Exercise
Go through the listing and set it down exactly, leaving out its pictures.

Input records
[BEGIN]
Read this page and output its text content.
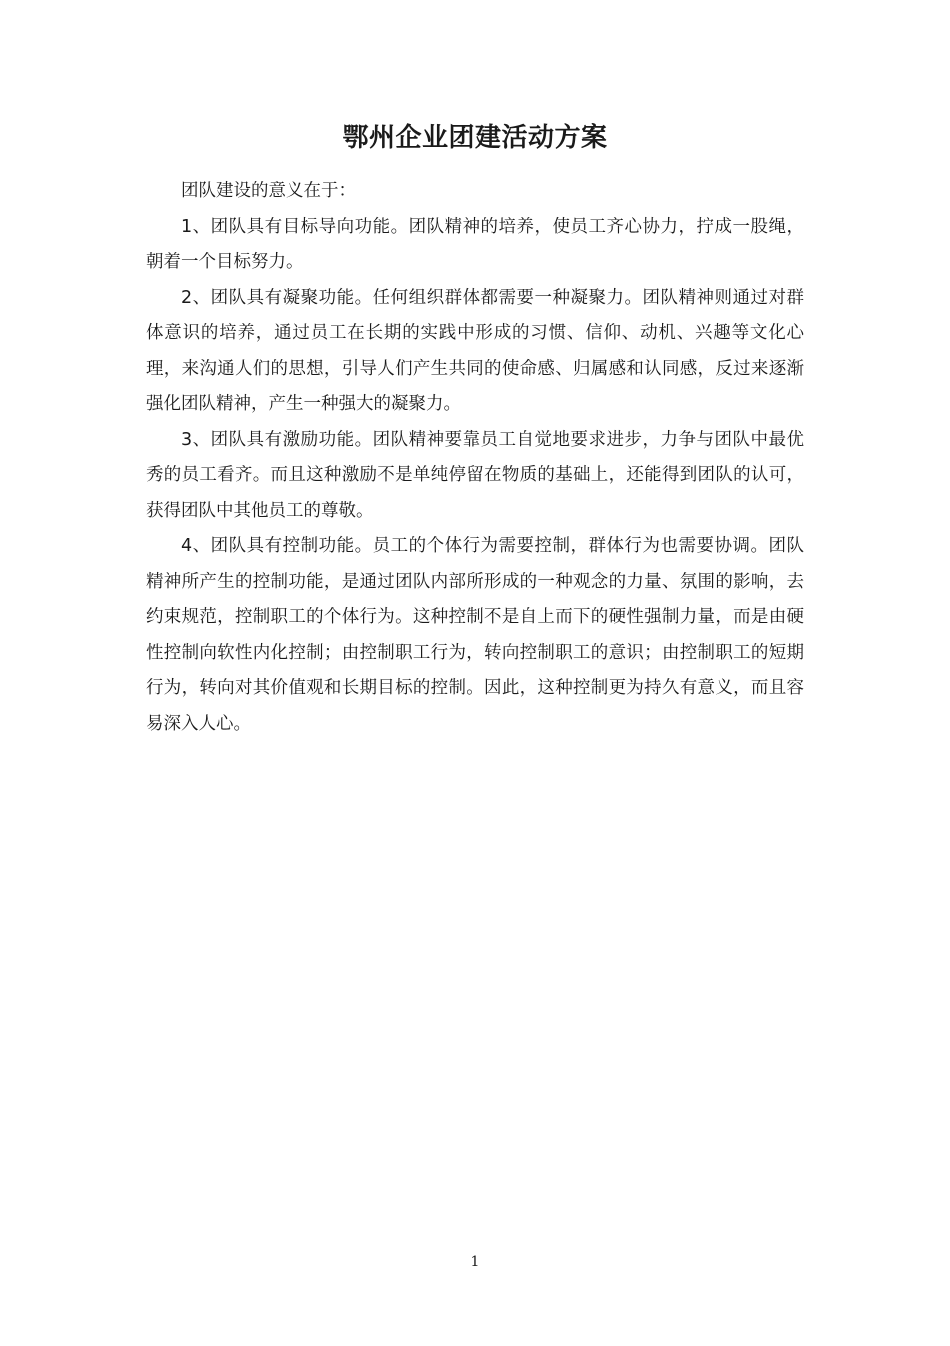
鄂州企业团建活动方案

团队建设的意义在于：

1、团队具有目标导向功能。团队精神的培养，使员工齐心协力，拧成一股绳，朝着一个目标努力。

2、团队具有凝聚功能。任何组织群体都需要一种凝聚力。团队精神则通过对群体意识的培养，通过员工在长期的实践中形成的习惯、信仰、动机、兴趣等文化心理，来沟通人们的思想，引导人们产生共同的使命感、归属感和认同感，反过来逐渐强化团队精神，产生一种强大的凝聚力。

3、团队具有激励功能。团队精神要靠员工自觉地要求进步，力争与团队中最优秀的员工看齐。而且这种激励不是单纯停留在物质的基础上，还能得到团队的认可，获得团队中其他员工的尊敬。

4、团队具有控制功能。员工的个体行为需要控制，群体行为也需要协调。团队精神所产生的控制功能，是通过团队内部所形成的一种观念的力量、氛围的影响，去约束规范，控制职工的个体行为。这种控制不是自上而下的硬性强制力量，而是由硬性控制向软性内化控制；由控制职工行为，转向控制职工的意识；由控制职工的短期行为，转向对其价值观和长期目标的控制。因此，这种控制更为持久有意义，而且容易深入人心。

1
[END]
Output of the exercise
Read this page and output its text content.
鄂州企业团建活动方案

团队建设的意义在于：

1、团队具有目标导向功能。团队精神的培养，使员工齐心协力，拧成一股绳，朝着一个目标努力。

2、团队具有凝聚功能。任何组织群体都需要一种凝聚力。团队精神则通过对群体意识的培养，通过员工在长期的实践中形成的习惯、信仰、动机、兴趣等文化心理，来沟通人们的思想，引导人们产生共同的使命感、归属感和认同感，反过来逐渐强化团队精神，产生一种强大的凝聚力。

3、团队具有激励功能。团队精神要靠员工自觉地要求进步，力争与团队中最优秀的员工看齐。而且这种激励不是单纯停留在物质的基础上，还能得到团队的认可，获得团队中其他员工的尊敬。

4、团队具有控制功能。员工的个体行为需要控制，群体行为也需要协调。团队精神所产生的控制功能，是通过团队内部所形成的一种观念的力量、氛围的影响，去约束规范，控制职工的个体行为。这种控制不是自上而下的硬性强制力量，而是由硬性控制向软性内化控制；由控制职工行为，转向控制职工的意识；由控制职工的短期行为，转向对其价值观和长期目标的控制。因此，这种控制更为持久有意义，而且容易深入人心。

1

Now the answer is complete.